#### WHAT THIS TASK INVOLVES:
Give the data below again exactly as written, without its pictures.

#### Saved entries:
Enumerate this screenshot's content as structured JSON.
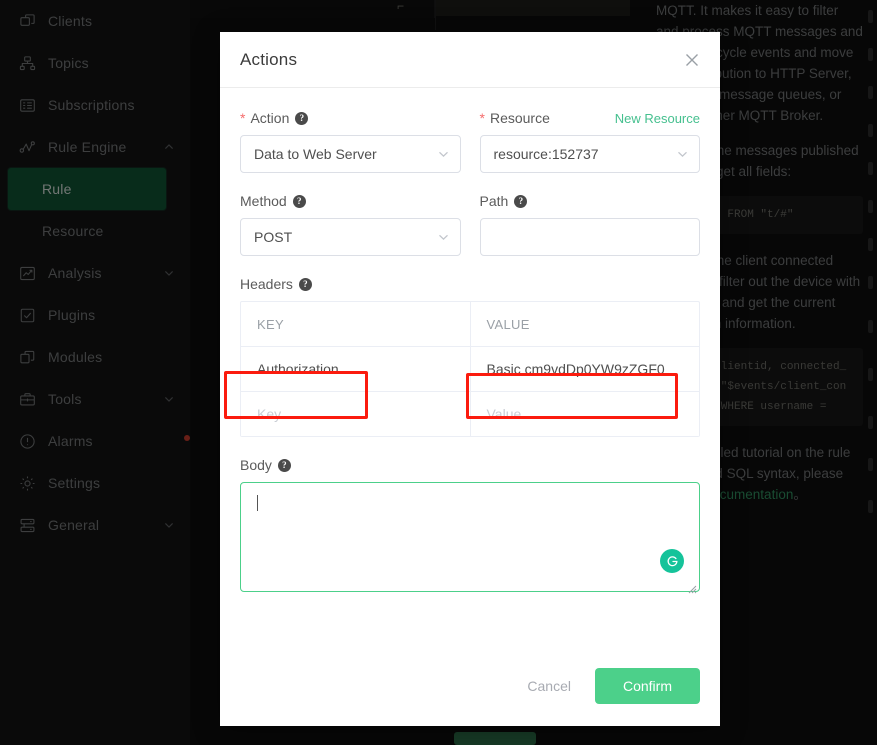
{
  "sidebar": {
    "items": [
      {
        "label": "Clients",
        "icon": "clients-icon",
        "caret": "",
        "active": false,
        "sub": false,
        "badge": false
      },
      {
        "label": "Topics",
        "icon": "topics-icon",
        "caret": "",
        "active": false,
        "sub": false,
        "badge": false
      },
      {
        "label": "Subscriptions",
        "icon": "subscriptions-icon",
        "caret": "",
        "active": false,
        "sub": false,
        "badge": false
      },
      {
        "label": "Rule Engine",
        "icon": "rule-engine-icon",
        "caret": "up",
        "active": false,
        "sub": false,
        "badge": false
      },
      {
        "label": "Rule",
        "icon": "",
        "caret": "",
        "active": true,
        "sub": true,
        "badge": false
      },
      {
        "label": "Resource",
        "icon": "",
        "caret": "",
        "active": false,
        "sub": true,
        "badge": false
      },
      {
        "label": "Analysis",
        "icon": "analysis-icon",
        "caret": "down",
        "active": false,
        "sub": false,
        "badge": false
      },
      {
        "label": "Plugins",
        "icon": "plugins-icon",
        "caret": "",
        "active": false,
        "sub": false,
        "badge": false
      },
      {
        "label": "Modules",
        "icon": "modules-icon",
        "caret": "",
        "active": false,
        "sub": false,
        "badge": false
      },
      {
        "label": "Tools",
        "icon": "tools-icon",
        "caret": "down",
        "active": false,
        "sub": false,
        "badge": false
      },
      {
        "label": "Alarms",
        "icon": "alarms-icon",
        "caret": "",
        "active": false,
        "sub": false,
        "badge": true
      },
      {
        "label": "Settings",
        "icon": "settings-icon",
        "caret": "",
        "active": false,
        "sub": false,
        "badge": false
      },
      {
        "label": "General",
        "icon": "general-icon",
        "caret": "down",
        "active": false,
        "sub": false,
        "badge": false
      }
    ]
  },
  "doc_panel": {
    "paragraphs": [
      "MQTT. It makes it easy to filter and process MQTT messages and device lifecycle events and move data distribution to HTTP Server, database, message queues, or even another MQTT Broker.",
      "To select the messages published to t/# and get all fields:"
    ],
    "code1": "SELECT * FROM \"t/#\"",
    "paragraph3": "To select the client connected event and filter out the device with Username and get the current connection information.",
    "code2": "SELECT clientid, connected_at FROM \"$events/client_connected\" WHERE username = ",
    "paragraph4_pre": "For a detailed tutorial on the rule engine and SQL syntax, please refer to ",
    "paragraph4_link": "Documentation",
    "paragraph4_post": "。"
  },
  "modal": {
    "title": "Actions",
    "close_icon": "close-icon",
    "action": {
      "label": "Action",
      "required_mark": "*",
      "help_icon": "help-icon",
      "value": "Data to Web Server",
      "chevron_icon": "chevron-down-icon"
    },
    "resource": {
      "label": "Resource",
      "required_mark": "*",
      "link_label": "New Resource",
      "value": "resource:152737",
      "chevron_icon": "chevron-down-icon"
    },
    "method": {
      "label": "Method",
      "help_icon": "help-icon",
      "value": "POST",
      "chevron_icon": "chevron-down-icon"
    },
    "path": {
      "label": "Path",
      "help_icon": "help-icon",
      "value": "",
      "placeholder": ""
    },
    "headers": {
      "label": "Headers",
      "help_icon": "help-icon",
      "columns": [
        "KEY",
        "VALUE"
      ],
      "rows": [
        {
          "key": "Authorization",
          "value": "Basic cm9vdDp0YW9zZGF0"
        }
      ],
      "blank_row": {
        "key_placeholder": "Key",
        "value_placeholder": "Value"
      }
    },
    "body": {
      "label": "Body",
      "help_icon": "help-icon",
      "value": "",
      "assistant_icon": "grammarly-icon",
      "resize_icon": "resize-handle-icon"
    },
    "footer": {
      "cancel_label": "Cancel",
      "confirm_label": "Confirm"
    }
  },
  "colors": {
    "accent_green": "#4cd08a",
    "sidebar_active": "#0f5132",
    "link_green": "#46c08f",
    "annotation_red": "#fb1b0e",
    "required_red": "#f56c6c"
  }
}
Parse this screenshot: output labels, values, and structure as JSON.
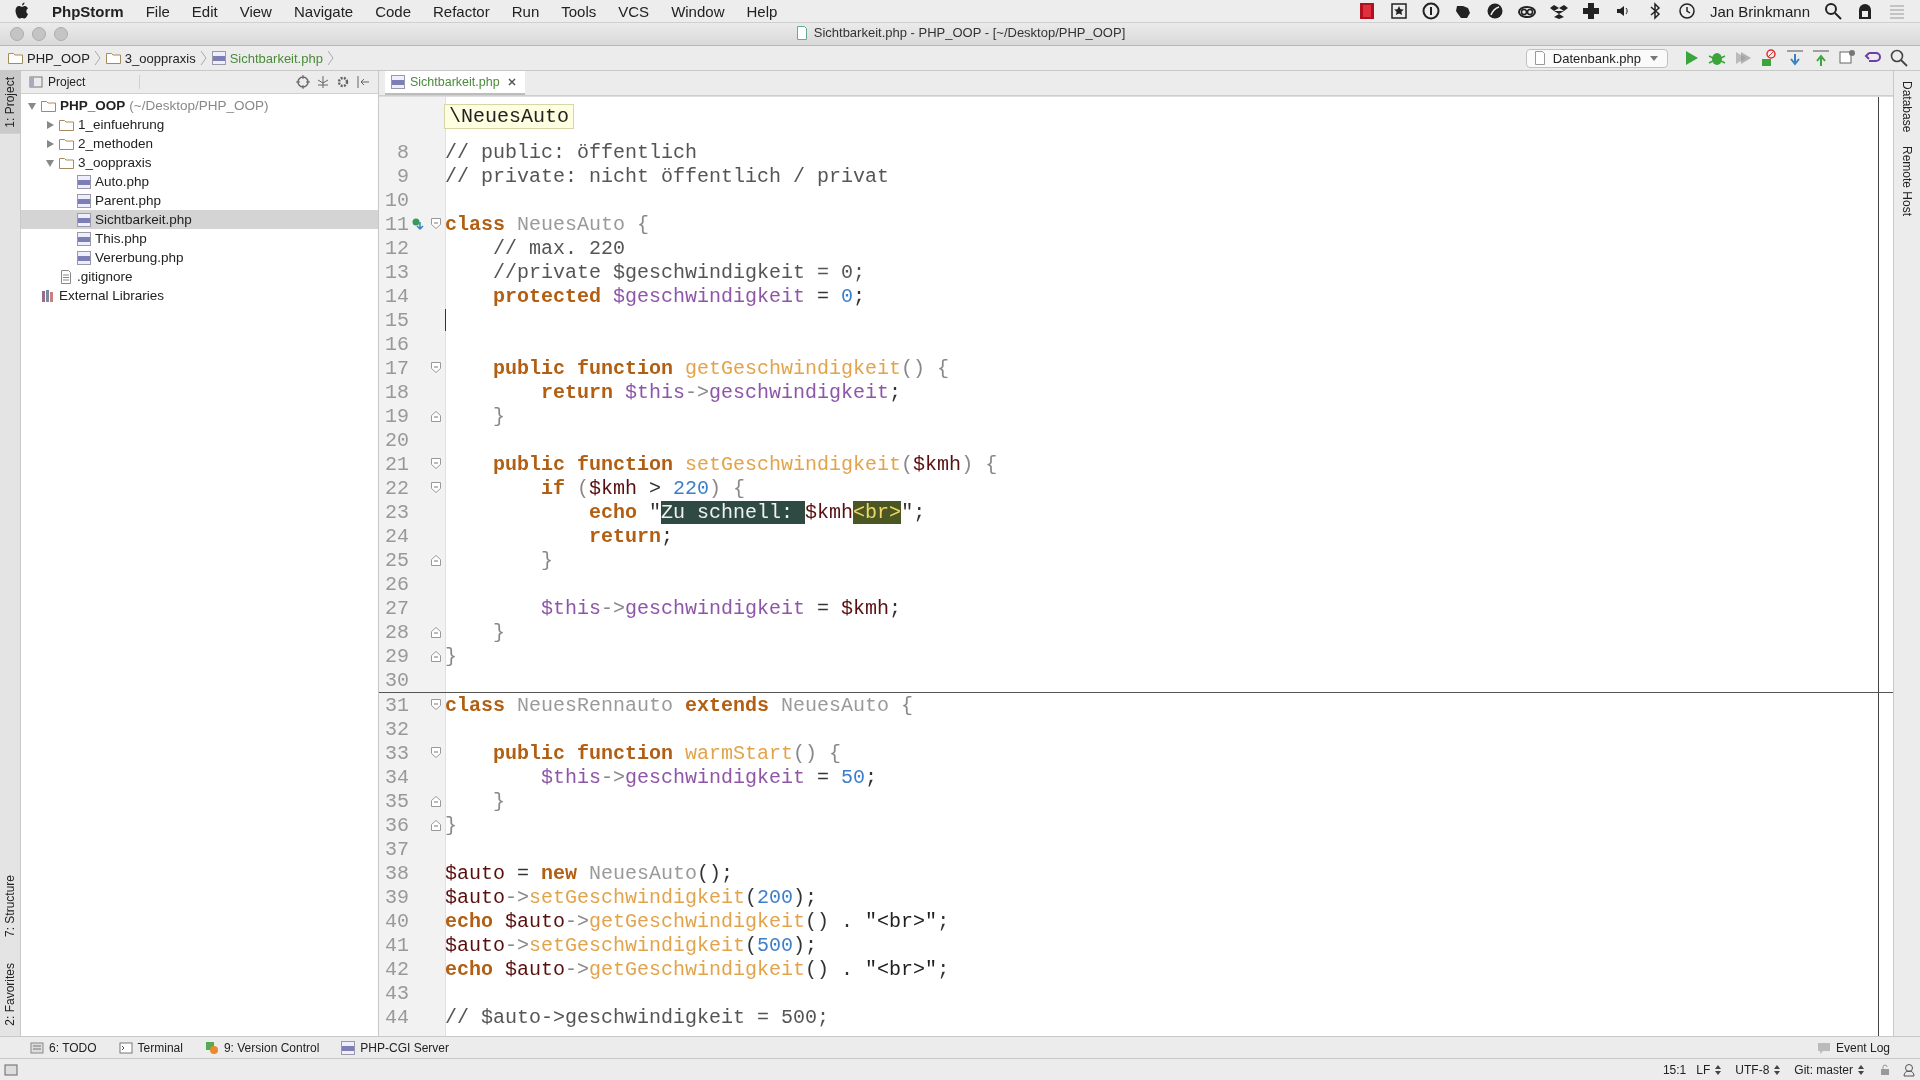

#### SOLUTION FOR THIS EXERCISE:
Enumerate this screenshot's content as structured JSON.
{
  "sidebar": {
    "items": [
      {
        "label": "Clients",
        "icon": "clients-icon",
        "caret": "",
        "active": false,
        "sub": false,
        "badge": false
      },
      {
        "label": "Topics",
        "icon": "topics-icon",
        "caret": "",
        "active": false,
        "sub": false,
        "badge": false
      },
      {
        "label": "Subscriptions",
        "icon": "subscriptions-icon",
        "caret": "",
        "active": false,
        "sub": false,
        "badge": false
      },
      {
        "label": "Rule Engine",
        "icon": "rule-engine-icon",
        "caret": "up",
        "active": false,
        "sub": false,
        "badge": false
      },
      {
        "label": "Rule",
        "icon": "",
        "caret": "",
        "active": true,
        "sub": true,
        "badge": false
      },
      {
        "label": "Resource",
        "icon": "",
        "caret": "",
        "active": false,
        "sub": true,
        "badge": false
      },
      {
        "label": "Analysis",
        "icon": "analysis-icon",
        "caret": "down",
        "active": false,
        "sub": false,
        "badge": false
      },
      {
        "label": "Plugins",
        "icon": "plugins-icon",
        "caret": "",
        "active": false,
        "sub": false,
        "badge": false
      },
      {
        "label": "Modules",
        "icon": "modules-icon",
        "caret": "",
        "active": false,
        "sub": false,
        "badge": false
      },
      {
        "label": "Tools",
        "icon": "tools-icon",
        "caret": "down",
        "active": false,
        "sub": false,
        "badge": false
      },
      {
        "label": "Alarms",
        "icon": "alarms-icon",
        "caret": "",
        "active": false,
        "sub": false,
        "badge": true
      },
      {
        "label": "Settings",
        "icon": "settings-icon",
        "caret": "",
        "active": false,
        "sub": false,
        "badge": false
      },
      {
        "label": "General",
        "icon": "general-icon",
        "caret": "down",
        "active": false,
        "sub": false,
        "badge": false
      }
    ]
  },
  "doc_panel": {
    "paragraphs": [
      "MQTT. It makes it easy to filter and process MQTT messages and device lifecycle events and move data distribution to HTTP Server, database, message queues, or even another MQTT Broker.",
      "To select the messages published to t/# and get all fields:"
    ],
    "code1": "SELECT * FROM \"t/#\"",
    "paragraph3": "To select the client connected event and filter out the device with Username and get the current connection information.",
    "code2": "SELECT clientid, connected_at FROM \"$events/client_connected\" WHERE username = ",
    "paragraph4_pre": "For a detailed tutorial on the rule engine and SQL syntax, please refer to ",
    "paragraph4_link": "Documentation",
    "paragraph4_post": "。"
  },
  "modal": {
    "title": "Actions",
    "close_icon": "close-icon",
    "action": {
      "label": "Action",
      "required_mark": "*",
      "help_icon": "help-icon",
      "value": "Data to Web Server",
      "chevron_icon": "chevron-down-icon"
    },
    "resource": {
      "label": "Resource",
      "required_mark": "*",
      "link_label": "New Resource",
      "value": "resource:152737",
      "chevron_icon": "chevron-down-icon"
    },
    "method": {
      "label": "Method",
      "help_icon": "help-icon",
      "value": "POST",
      "chevron_icon": "chevron-down-icon"
    },
    "path": {
      "label": "Path",
      "help_icon": "help-icon",
      "value": "",
      "placeholder": ""
    },
    "headers": {
      "label": "Headers",
      "help_icon": "help-icon",
      "columns": [
        "KEY",
        "VALUE"
      ],
      "rows": [
        {
          "key": "Authorization",
          "value": "Basic cm9vdDp0YW9zZGF0"
        }
      ],
      "blank_row": {
        "key_placeholder": "Key",
        "value_placeholder": "Value"
      }
    },
    "body": {
      "label": "Body",
      "help_icon": "help-icon",
      "value": "",
      "assistant_icon": "grammarly-icon",
      "resize_icon": "resize-handle-icon"
    },
    "footer": {
      "cancel_label": "Cancel",
      "confirm_label": "Confirm"
    }
  },
  "colors": {
    "accent_green": "#4cd08a",
    "sidebar_active": "#0f5132",
    "link_green": "#46c08f",
    "annotation_red": "#fb1b0e",
    "required_red": "#f56c6c"
  }
}
Parse this screenshot: output labels, values, and structure as JSON.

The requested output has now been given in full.